--- What you need to do ---
Return each line containing "image".
────────────────
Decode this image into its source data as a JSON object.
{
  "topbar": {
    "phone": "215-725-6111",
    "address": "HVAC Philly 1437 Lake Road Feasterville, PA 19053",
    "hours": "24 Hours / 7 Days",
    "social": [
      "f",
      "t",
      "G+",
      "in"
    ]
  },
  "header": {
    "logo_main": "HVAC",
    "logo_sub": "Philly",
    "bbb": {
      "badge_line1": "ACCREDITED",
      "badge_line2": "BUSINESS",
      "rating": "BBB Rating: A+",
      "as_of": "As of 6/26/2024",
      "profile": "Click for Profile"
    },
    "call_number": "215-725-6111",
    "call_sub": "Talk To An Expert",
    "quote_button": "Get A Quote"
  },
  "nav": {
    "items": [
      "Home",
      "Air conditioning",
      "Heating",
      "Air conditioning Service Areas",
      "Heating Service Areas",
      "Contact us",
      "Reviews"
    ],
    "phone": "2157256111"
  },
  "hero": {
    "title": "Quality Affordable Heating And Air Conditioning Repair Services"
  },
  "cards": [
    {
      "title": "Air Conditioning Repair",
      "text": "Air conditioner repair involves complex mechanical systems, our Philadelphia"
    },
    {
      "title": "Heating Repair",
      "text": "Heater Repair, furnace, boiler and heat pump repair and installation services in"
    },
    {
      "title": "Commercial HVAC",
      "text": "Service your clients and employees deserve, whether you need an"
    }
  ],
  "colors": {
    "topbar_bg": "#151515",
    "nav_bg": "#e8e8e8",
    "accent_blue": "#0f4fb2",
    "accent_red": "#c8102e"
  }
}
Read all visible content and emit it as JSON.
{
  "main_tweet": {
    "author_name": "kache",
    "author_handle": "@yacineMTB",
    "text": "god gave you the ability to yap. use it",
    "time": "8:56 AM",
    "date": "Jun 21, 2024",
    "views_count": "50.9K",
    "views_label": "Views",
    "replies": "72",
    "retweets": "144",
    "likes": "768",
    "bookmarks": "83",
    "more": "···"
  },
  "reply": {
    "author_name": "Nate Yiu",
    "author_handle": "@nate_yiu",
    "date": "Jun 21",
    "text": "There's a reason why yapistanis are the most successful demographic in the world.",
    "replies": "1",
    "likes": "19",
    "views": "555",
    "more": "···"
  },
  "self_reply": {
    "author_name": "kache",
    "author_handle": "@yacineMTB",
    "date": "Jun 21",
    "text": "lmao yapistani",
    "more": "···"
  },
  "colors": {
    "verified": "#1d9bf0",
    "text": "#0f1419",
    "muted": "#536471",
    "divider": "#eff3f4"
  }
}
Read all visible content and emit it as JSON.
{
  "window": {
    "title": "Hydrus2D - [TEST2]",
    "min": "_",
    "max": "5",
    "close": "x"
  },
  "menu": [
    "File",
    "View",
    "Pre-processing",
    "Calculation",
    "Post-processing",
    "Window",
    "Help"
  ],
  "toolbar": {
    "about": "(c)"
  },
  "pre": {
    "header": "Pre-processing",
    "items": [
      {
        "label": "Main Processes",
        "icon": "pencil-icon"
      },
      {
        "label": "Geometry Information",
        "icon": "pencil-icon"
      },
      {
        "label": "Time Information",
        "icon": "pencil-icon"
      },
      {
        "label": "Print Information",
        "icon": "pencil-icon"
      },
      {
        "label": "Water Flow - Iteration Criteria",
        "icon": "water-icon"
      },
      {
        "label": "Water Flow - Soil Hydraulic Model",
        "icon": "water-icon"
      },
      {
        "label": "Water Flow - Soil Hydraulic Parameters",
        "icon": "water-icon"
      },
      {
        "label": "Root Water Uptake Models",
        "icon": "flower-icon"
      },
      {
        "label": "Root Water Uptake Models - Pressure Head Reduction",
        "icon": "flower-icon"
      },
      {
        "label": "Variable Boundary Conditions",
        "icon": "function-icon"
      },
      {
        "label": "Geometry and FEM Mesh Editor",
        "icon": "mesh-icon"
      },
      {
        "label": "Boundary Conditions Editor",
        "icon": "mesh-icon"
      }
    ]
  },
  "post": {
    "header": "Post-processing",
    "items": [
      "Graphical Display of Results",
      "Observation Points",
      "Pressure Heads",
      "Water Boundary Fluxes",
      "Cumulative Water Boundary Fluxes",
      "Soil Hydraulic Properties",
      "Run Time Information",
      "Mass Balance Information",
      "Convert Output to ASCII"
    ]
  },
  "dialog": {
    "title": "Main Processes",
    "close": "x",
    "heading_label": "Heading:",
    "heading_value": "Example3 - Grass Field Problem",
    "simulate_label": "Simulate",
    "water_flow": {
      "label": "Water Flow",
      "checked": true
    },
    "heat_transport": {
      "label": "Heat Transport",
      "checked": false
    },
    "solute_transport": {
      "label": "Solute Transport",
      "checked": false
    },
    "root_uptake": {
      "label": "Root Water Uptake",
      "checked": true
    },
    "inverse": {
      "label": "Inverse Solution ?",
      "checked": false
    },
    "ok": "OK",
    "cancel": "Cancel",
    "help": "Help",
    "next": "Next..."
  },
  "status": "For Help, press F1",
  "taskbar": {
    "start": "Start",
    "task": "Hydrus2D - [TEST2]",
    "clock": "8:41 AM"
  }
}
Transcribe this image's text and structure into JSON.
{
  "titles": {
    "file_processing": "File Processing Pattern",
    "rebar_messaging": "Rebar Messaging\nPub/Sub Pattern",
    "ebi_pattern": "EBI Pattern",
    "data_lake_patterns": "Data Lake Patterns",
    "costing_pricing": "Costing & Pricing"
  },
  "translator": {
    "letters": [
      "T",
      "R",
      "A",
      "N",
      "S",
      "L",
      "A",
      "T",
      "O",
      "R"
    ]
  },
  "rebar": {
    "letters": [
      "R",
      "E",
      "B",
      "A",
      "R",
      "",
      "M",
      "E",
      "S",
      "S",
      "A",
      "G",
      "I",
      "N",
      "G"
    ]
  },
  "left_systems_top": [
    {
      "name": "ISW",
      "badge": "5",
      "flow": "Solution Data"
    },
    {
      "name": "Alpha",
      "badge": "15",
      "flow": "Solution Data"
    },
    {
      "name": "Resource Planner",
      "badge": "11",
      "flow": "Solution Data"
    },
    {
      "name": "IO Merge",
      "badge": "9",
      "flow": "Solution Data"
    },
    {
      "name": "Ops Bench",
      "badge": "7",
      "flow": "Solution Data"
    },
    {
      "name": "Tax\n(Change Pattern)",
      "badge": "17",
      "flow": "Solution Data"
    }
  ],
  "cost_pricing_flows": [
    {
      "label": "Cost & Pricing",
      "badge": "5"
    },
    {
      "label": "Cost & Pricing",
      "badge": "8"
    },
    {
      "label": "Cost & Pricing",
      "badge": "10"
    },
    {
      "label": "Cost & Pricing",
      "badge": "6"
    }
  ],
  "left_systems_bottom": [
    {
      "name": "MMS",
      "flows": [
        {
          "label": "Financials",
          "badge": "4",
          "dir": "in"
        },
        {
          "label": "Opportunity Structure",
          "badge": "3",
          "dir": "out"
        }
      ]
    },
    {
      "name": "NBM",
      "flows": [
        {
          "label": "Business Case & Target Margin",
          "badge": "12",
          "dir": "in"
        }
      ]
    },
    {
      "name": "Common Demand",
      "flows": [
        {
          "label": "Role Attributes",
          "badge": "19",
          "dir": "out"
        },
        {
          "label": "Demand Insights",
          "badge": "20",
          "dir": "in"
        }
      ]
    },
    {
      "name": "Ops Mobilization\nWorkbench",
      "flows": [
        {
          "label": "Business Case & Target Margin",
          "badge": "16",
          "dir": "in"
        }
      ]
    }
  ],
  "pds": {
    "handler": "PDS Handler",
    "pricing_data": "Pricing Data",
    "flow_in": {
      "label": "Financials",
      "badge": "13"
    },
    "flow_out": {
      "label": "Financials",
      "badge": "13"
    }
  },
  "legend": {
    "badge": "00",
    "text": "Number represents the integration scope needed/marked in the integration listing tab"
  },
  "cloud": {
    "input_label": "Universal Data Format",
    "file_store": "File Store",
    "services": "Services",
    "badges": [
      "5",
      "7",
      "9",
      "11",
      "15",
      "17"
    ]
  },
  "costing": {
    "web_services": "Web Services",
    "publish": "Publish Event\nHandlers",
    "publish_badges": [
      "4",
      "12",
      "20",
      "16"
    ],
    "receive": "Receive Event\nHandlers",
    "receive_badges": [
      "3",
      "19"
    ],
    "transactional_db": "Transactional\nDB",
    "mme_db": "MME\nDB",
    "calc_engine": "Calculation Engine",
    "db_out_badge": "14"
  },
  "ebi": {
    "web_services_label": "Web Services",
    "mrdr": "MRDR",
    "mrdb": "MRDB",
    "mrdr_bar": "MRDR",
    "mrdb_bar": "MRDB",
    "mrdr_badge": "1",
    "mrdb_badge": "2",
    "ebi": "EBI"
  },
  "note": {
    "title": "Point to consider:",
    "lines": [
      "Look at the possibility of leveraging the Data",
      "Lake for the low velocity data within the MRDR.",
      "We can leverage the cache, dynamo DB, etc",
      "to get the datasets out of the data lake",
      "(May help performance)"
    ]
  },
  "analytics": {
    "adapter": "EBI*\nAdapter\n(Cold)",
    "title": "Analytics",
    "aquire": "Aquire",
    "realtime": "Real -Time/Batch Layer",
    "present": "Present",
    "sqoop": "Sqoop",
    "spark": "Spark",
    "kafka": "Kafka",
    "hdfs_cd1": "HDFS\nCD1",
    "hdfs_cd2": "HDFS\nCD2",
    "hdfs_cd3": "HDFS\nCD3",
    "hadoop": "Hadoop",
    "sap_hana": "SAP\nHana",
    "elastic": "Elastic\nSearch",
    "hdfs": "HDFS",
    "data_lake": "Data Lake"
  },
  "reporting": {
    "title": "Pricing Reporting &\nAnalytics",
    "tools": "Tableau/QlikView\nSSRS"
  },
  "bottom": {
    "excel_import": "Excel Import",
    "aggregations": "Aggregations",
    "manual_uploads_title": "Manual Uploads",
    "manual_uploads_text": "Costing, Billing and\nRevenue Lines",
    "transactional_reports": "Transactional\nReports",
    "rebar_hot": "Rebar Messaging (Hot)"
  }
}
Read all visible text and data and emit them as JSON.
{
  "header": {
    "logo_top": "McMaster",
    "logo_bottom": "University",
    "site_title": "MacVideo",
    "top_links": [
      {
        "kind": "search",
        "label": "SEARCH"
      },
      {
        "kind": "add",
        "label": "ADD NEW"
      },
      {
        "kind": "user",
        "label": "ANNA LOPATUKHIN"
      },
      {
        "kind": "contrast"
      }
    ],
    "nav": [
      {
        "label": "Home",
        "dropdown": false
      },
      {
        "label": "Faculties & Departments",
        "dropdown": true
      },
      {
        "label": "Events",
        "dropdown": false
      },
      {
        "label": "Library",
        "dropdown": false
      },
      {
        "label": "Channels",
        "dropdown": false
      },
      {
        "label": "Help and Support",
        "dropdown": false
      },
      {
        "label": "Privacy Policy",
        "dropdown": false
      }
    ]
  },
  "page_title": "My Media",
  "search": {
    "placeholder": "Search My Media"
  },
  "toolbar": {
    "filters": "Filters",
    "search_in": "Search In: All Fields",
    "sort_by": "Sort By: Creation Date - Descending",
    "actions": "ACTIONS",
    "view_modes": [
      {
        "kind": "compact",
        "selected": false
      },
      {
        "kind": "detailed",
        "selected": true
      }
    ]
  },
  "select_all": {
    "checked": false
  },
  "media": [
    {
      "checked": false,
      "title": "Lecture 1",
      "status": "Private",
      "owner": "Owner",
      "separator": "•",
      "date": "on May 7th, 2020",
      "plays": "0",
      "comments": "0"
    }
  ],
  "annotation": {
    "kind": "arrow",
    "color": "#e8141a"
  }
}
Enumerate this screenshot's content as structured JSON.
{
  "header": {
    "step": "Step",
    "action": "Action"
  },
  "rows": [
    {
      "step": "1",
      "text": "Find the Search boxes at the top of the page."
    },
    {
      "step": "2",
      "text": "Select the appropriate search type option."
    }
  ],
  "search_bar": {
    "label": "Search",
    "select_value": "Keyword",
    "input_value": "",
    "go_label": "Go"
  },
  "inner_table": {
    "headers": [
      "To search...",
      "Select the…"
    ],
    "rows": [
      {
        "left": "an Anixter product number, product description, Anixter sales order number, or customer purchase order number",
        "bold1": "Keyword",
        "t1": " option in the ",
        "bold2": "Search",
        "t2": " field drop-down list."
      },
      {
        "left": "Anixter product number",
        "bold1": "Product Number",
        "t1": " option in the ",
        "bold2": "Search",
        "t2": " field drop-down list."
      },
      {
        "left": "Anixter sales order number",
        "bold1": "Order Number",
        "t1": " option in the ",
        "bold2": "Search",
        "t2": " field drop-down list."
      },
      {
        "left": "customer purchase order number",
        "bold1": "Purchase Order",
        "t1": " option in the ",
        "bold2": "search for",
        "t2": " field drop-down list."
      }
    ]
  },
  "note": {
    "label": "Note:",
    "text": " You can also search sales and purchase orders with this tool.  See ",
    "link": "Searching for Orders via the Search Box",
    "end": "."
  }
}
────────────────
--- Expected answer ---
Decode this image into its source data as a JSON object.
Transcribe this image's text and structure into JSON.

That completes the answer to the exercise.